## Task description
Work through the data and report how many lines include the string "weekday", giving the number alone.

## Data rows
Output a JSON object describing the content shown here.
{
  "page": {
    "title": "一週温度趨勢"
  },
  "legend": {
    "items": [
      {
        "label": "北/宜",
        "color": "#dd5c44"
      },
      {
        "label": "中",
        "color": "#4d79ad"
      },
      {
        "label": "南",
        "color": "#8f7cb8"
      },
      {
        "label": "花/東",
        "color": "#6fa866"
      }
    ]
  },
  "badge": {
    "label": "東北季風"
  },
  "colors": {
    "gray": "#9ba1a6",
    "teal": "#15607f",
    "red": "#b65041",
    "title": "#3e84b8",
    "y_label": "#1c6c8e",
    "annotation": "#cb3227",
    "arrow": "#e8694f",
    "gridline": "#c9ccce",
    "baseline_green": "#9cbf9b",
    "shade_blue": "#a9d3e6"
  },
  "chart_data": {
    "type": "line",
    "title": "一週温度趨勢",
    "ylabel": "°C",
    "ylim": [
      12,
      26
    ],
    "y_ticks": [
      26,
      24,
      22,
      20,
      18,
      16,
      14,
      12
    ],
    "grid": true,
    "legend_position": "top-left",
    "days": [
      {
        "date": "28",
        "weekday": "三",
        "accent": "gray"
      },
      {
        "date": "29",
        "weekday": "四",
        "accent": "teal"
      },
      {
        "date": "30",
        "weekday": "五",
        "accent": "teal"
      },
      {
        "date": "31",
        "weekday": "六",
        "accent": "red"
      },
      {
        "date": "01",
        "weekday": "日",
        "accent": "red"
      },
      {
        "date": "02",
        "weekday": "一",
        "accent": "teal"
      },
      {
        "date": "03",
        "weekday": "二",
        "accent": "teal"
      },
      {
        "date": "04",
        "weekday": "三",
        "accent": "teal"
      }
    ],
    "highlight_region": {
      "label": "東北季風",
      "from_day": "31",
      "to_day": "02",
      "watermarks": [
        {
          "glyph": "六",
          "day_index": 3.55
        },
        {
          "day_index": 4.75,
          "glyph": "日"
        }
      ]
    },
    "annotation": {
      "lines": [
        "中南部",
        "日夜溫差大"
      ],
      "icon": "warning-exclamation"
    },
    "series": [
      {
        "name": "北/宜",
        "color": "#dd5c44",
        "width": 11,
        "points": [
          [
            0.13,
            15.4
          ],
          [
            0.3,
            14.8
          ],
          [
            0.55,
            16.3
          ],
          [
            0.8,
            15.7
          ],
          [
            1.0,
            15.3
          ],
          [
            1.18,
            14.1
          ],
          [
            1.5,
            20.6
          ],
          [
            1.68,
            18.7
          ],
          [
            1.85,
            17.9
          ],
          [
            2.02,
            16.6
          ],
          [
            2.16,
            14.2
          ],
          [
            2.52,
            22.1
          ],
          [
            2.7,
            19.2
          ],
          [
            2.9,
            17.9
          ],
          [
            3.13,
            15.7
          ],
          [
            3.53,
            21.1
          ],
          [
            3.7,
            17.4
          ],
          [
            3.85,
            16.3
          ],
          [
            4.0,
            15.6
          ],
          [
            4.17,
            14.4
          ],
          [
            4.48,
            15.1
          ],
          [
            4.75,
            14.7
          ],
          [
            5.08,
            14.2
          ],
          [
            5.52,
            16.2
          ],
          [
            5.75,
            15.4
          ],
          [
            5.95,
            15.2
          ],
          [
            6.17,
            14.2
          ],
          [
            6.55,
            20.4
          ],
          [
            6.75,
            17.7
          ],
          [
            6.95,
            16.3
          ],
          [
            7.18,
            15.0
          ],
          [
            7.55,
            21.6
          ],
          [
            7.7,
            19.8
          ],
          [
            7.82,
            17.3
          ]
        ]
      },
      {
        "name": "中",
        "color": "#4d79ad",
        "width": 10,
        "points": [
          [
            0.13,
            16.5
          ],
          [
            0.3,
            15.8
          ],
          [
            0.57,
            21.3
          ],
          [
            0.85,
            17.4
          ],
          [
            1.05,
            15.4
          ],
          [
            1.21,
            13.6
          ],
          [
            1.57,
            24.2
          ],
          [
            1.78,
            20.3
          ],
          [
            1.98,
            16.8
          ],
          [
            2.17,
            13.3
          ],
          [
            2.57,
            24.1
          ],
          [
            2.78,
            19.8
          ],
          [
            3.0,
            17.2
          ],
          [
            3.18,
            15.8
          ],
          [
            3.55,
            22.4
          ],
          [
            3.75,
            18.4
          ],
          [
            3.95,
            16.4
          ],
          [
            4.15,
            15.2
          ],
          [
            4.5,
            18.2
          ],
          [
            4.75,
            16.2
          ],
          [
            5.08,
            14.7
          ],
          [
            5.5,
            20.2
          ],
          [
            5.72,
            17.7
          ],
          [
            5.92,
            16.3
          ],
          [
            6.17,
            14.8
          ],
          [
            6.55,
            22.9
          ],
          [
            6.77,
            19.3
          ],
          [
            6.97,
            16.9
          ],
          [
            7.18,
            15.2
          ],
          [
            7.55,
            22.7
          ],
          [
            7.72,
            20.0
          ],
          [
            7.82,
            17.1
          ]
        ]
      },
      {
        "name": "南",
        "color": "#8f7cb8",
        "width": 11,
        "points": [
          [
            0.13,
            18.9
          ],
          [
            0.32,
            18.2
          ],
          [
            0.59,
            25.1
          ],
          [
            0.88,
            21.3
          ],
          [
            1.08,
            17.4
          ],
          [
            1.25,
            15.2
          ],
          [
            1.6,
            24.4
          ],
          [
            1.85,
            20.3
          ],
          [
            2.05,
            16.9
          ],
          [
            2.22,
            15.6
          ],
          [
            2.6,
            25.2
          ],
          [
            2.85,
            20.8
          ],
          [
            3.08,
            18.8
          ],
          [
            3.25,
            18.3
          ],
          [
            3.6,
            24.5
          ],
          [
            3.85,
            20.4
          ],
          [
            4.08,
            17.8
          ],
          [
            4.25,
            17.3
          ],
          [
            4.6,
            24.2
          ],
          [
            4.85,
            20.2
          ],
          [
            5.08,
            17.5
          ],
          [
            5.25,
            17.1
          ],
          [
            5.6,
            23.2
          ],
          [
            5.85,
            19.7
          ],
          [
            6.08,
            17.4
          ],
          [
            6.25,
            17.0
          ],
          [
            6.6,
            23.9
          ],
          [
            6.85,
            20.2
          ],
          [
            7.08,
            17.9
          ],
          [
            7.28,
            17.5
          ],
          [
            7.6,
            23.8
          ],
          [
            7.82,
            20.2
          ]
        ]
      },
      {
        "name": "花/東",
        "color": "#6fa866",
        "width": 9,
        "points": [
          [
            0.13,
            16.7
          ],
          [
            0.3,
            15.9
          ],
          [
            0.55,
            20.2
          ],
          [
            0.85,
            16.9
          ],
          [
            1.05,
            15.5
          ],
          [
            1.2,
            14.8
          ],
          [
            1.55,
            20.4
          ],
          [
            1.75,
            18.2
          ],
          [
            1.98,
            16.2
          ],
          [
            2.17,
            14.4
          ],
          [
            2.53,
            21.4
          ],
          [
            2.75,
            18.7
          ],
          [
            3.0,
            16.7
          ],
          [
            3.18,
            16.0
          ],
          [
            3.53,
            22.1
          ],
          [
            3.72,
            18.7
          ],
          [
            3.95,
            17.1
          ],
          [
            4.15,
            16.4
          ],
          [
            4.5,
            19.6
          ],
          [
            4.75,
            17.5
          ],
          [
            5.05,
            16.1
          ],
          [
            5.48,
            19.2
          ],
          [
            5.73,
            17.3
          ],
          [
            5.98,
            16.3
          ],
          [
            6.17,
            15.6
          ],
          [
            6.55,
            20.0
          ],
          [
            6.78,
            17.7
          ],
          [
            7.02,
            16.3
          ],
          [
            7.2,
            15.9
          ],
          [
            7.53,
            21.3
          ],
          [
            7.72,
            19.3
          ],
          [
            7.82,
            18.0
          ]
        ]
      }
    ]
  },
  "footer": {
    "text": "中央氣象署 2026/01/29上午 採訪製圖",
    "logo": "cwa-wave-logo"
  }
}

## Task answer
8